## The problem
Output the material word for word. Leave each picture out.

## Data for this exercise
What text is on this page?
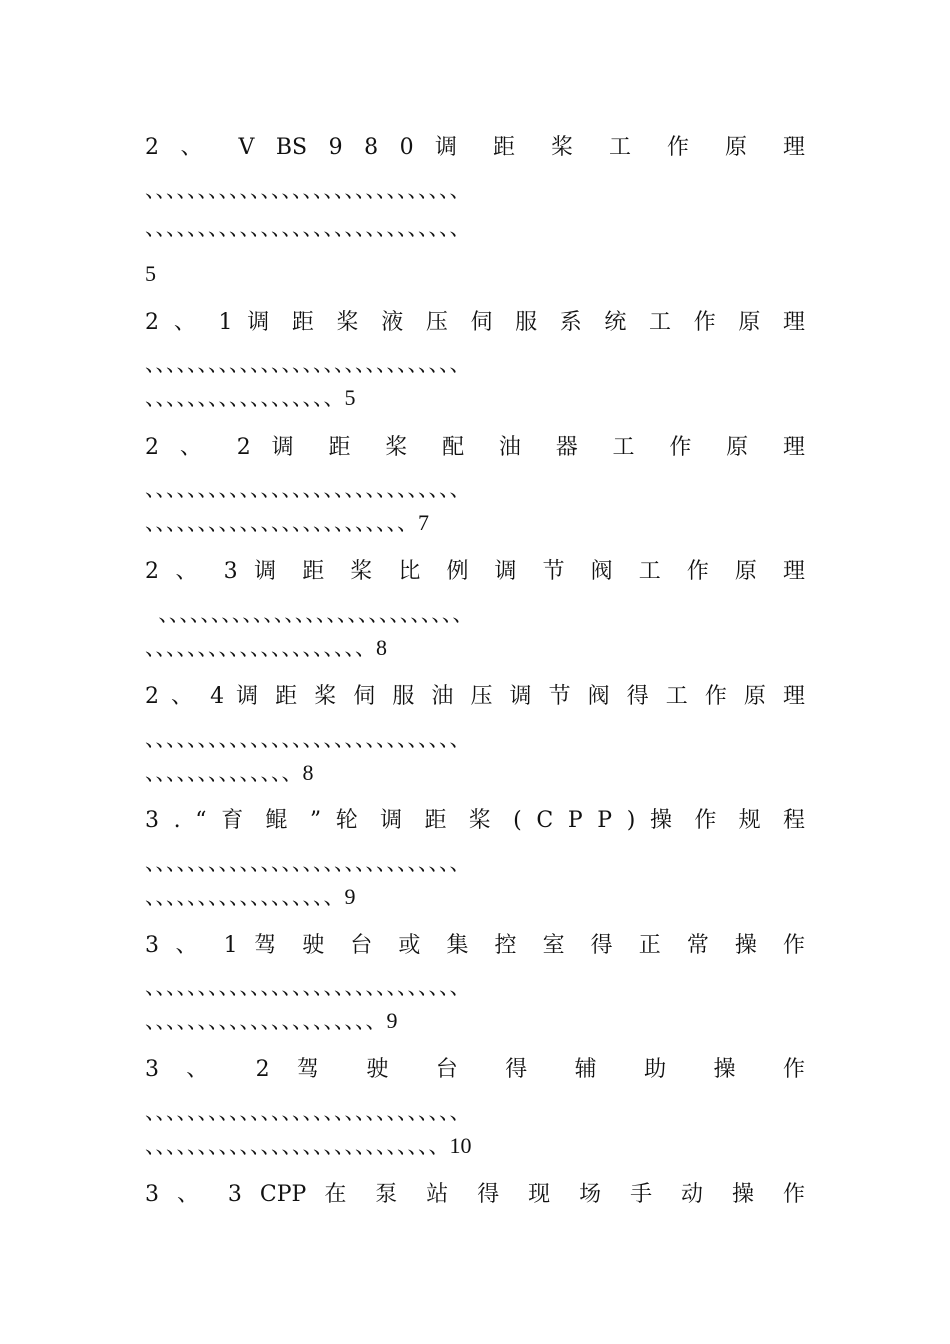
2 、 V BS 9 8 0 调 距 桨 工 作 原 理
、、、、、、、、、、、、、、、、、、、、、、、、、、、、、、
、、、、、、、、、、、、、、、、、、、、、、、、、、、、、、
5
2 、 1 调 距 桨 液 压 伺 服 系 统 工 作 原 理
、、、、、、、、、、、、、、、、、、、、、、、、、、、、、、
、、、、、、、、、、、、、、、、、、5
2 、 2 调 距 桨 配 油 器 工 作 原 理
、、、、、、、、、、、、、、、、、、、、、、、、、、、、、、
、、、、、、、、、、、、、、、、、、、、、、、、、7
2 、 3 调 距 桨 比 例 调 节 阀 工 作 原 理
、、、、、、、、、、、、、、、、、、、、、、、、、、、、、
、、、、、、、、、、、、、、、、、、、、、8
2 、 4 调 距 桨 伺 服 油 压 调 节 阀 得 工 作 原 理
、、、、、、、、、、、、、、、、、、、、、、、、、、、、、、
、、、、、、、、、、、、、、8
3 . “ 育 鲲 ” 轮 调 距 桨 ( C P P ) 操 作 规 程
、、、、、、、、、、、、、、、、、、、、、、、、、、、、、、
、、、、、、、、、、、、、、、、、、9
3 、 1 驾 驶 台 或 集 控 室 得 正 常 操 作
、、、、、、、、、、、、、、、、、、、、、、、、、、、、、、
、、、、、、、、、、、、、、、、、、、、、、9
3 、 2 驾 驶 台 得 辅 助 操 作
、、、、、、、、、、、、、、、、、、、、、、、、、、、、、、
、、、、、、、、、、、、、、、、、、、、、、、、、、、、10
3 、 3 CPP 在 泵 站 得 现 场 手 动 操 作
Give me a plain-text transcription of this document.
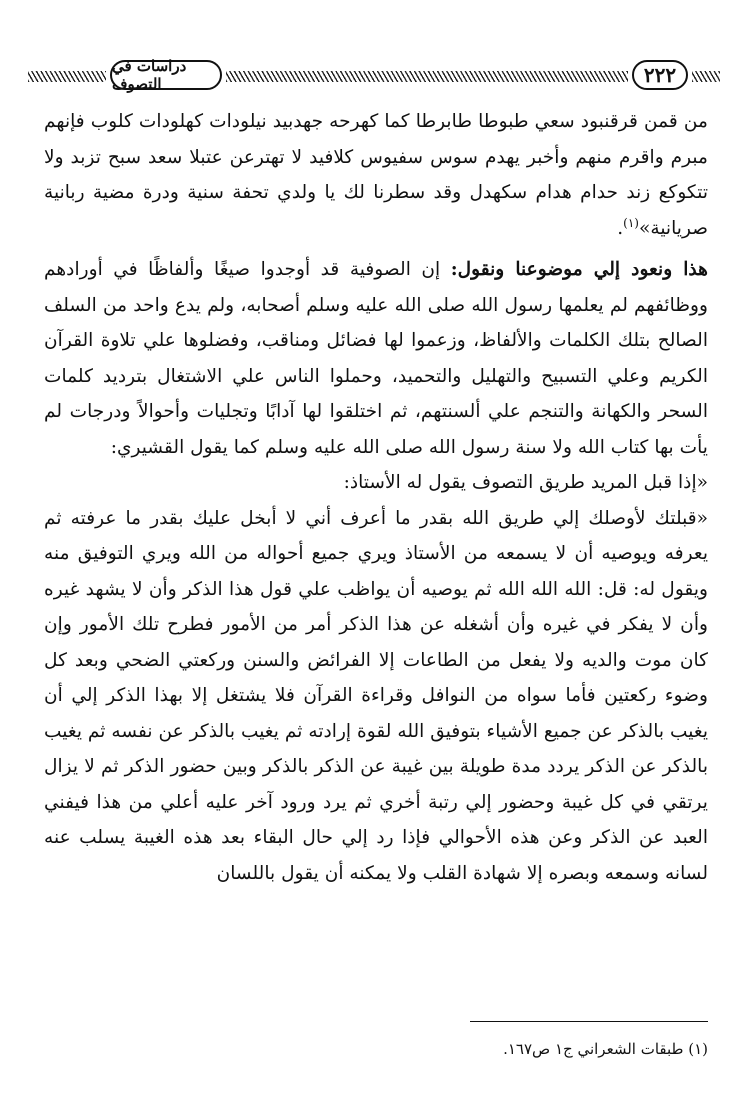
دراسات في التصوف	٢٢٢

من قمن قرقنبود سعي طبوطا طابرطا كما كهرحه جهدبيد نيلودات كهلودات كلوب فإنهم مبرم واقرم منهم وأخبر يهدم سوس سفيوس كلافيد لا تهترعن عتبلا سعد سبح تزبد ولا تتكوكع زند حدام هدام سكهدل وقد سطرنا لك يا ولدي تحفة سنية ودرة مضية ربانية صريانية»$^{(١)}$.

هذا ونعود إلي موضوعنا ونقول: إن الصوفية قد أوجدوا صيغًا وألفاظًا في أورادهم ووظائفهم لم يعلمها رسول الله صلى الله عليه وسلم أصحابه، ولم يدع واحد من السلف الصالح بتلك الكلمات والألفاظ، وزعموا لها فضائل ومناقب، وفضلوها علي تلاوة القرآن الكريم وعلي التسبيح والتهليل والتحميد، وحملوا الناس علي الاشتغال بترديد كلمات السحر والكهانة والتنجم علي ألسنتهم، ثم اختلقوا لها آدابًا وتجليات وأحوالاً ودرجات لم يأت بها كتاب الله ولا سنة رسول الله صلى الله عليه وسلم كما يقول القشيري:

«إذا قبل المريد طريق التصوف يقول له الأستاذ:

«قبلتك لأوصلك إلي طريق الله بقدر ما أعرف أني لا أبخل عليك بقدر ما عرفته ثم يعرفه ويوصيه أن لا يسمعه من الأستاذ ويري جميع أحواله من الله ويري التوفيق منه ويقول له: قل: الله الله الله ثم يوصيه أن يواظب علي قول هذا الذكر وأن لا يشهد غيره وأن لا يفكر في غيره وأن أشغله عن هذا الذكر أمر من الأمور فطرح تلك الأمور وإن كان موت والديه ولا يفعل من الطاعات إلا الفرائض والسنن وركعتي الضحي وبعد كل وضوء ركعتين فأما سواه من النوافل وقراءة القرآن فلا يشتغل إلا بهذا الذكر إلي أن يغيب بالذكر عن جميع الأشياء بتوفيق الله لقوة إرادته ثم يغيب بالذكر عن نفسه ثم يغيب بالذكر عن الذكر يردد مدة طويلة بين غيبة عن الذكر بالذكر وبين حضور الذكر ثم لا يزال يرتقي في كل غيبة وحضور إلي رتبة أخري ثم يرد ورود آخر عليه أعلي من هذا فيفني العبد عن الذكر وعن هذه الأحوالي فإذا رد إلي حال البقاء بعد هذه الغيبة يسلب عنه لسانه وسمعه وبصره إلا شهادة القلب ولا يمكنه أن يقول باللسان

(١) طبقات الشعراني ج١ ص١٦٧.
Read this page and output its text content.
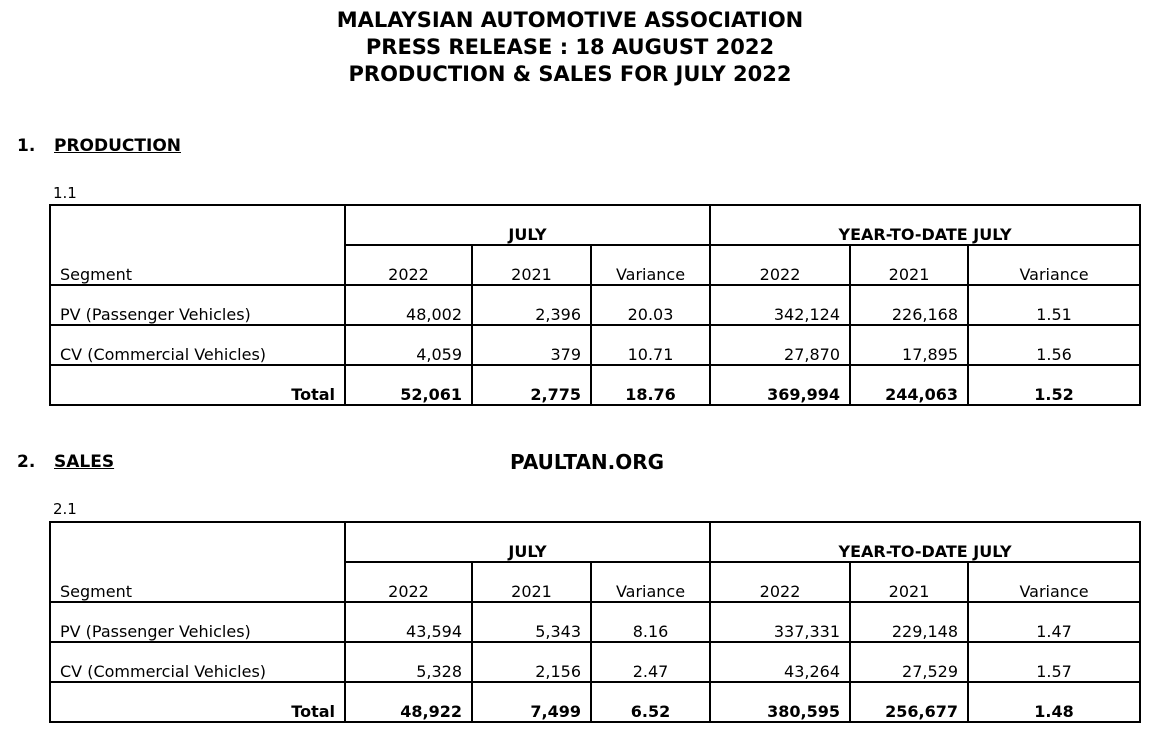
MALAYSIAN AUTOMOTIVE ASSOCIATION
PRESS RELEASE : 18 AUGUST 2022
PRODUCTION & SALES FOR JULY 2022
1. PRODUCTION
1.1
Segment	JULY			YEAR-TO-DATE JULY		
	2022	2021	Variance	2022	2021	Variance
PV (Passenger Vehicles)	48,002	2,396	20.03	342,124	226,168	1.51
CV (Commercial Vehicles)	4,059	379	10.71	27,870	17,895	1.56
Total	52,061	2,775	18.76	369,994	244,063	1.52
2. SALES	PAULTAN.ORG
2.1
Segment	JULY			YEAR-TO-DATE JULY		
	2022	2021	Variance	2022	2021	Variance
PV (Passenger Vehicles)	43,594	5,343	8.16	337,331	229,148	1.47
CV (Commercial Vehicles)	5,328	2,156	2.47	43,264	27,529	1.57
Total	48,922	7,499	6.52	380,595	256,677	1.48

## Output of the task
What text is on this page?
2 、 V BS 9 8 0 调 距 桨 工 作 原 理
、、、、、、、、、、、、、、、、、、、、、、、、、、、、、、
、、、、、、、、、、、、、、、、、、、、、、、、、、、、、、
5
2 、 1 调 距 桨 液 压 伺 服 系 统 工 作 原 理
、、、、、、、、、、、、、、、、、、、、、、、、、、、、、、
、、、、、、、、、、、、、、、、、、5
2 、 2 调 距 桨 配 油 器 工 作 原 理
、、、、、、、、、、、、、、、、、、、、、、、、、、、、、、
、、、、、、、、、、、、、、、、、、、、、、、、、7
2 、 3 调 距 桨 比 例 调 节 阀 工 作 原 理
、、、、、、、、、、、、、、、、、、、、、、、、、、、、、
、、、、、、、、、、、、、、、、、、、、、8
2 、 4 调 距 桨 伺 服 油 压 调 节 阀 得 工 作 原 理
、、、、、、、、、、、、、、、、、、、、、、、、、、、、、、
、、、、、、、、、、、、、、8
3 . “ 育 鲲 ” 轮 调 距 桨 ( C P P ) 操 作 规 程
、、、、、、、、、、、、、、、、、、、、、、、、、、、、、、
、、、、、、、、、、、、、、、、、、9
3 、 1 驾 驶 台 或 集 控 室 得 正 常 操 作
、、、、、、、、、、、、、、、、、、、、、、、、、、、、、、
、、、、、、、、、、、、、、、、、、、、、、9
3 、 2 驾 驶 台 得 辅 助 操 作
、、、、、、、、、、、、、、、、、、、、、、、、、、、、、、
、、、、、、、、、、、、、、、、、、、、、、、、、、、、10
3 、 3 CPP 在 泵 站 得 现 场 手 动 操 作
Give me a plain-text transcription of this document.
دراسات في التصوف	٢٢٢

من قمن قرقنبود سعي طبوطا طابرطا كما كهرحه جهدبيد نيلودات كهلودات كلوب فإنهم مبرم واقرم منهم وأخبر يهدم سوس سفيوس كلافيد لا تهترعن عتبلا سعد سبح تزبد ولا تتكوكع زند حدام هدام سكهدل وقد سطرنا لك يا ولدي تحفة سنية ودرة مضية ربانية صريانية»$^{(١)}$.

هذا ونعود إلي موضوعنا ونقول: إن الصوفية قد أوجدوا صيغًا وألفاظًا في أورادهم ووظائفهم لم يعلمها رسول الله صلى الله عليه وسلم أصحابه، ولم يدع واحد من السلف الصالح بتلك الكلمات والألفاظ، وزعموا لها فضائل ومناقب، وفضلوها علي تلاوة القرآن الكريم وعلي التسبيح والتهليل والتحميد، وحملوا الناس علي الاشتغال بترديد كلمات السحر والكهانة والتنجم علي ألسنتهم، ثم اختلقوا لها آدابًا وتجليات وأحوالاً ودرجات لم يأت بها كتاب الله ولا سنة رسول الله صلى الله عليه وسلم كما يقول القشيري:

«إذا قبل المريد طريق التصوف يقول له الأستاذ:

«قبلتك لأوصلك إلي طريق الله بقدر ما أعرف أني لا أبخل عليك بقدر ما عرفته ثم يعرفه ويوصيه أن لا يسمعه من الأستاذ ويري جميع أحواله من الله ويري التوفيق منه ويقول له: قل: الله الله الله ثم يوصيه أن يواظب علي قول هذا الذكر وأن لا يشهد غيره وأن لا يفكر في غيره وأن أشغله عن هذا الذكر أمر من الأمور فطرح تلك الأمور وإن كان موت والديه ولا يفعل من الطاعات إلا الفرائض والسنن وركعتي الضحي وبعد كل وضوء ركعتين فأما سواه من النوافل وقراءة القرآن فلا يشتغل إلا بهذا الذكر إلي أن يغيب بالذكر عن جميع الأشياء بتوفيق الله لقوة إرادته ثم يغيب بالذكر عن نفسه ثم يغيب بالذكر عن الذكر يردد مدة طويلة بين غيبة عن الذكر بالذكر وبين حضور الذكر ثم لا يزال يرتقي في كل غيبة وحضور إلي رتبة أخري ثم يرد ورود آخر عليه أعلي من هذا فيفني العبد عن الذكر وعن هذه الأحوالي فإذا رد إلي حال البقاء بعد هذه الغيبة يسلب عنه لسانه وسمعه وبصره إلا شهادة القلب ولا يمكنه أن يقول باللسان

(١) طبقات الشعراني ج١ ص١٦٧.
Read this page and output its text content.
MALAYSIAN AUTOMOTIVE ASSOCIATION
PRESS RELEASE : 18 AUGUST 2022
PRODUCTION & SALES FOR JULY 2022
1. PRODUCTION
1.1
Segment	JULY			YEAR-TO-DATE JULY		
	2022	2021	Variance	2022	2021	Variance
PV (Passenger Vehicles)	48,002	2,396	20.03	342,124	226,168	1.51
CV (Commercial Vehicles)	4,059	379	10.71	27,870	17,895	1.56
Total	52,061	2,775	18.76	369,994	244,063	1.52
2. SALES	PAULTAN.ORG
2.1
Segment	JULY			YEAR-TO-DATE JULY		
	2022	2021	Variance	2022	2021	Variance
PV (Passenger Vehicles)	43,594	5,343	8.16	337,331	229,148	1.47
CV (Commercial Vehicles)	5,328	2,156	2.47	43,264	27,529	1.57
Total	48,922	7,499	6.52	380,595	256,677	1.48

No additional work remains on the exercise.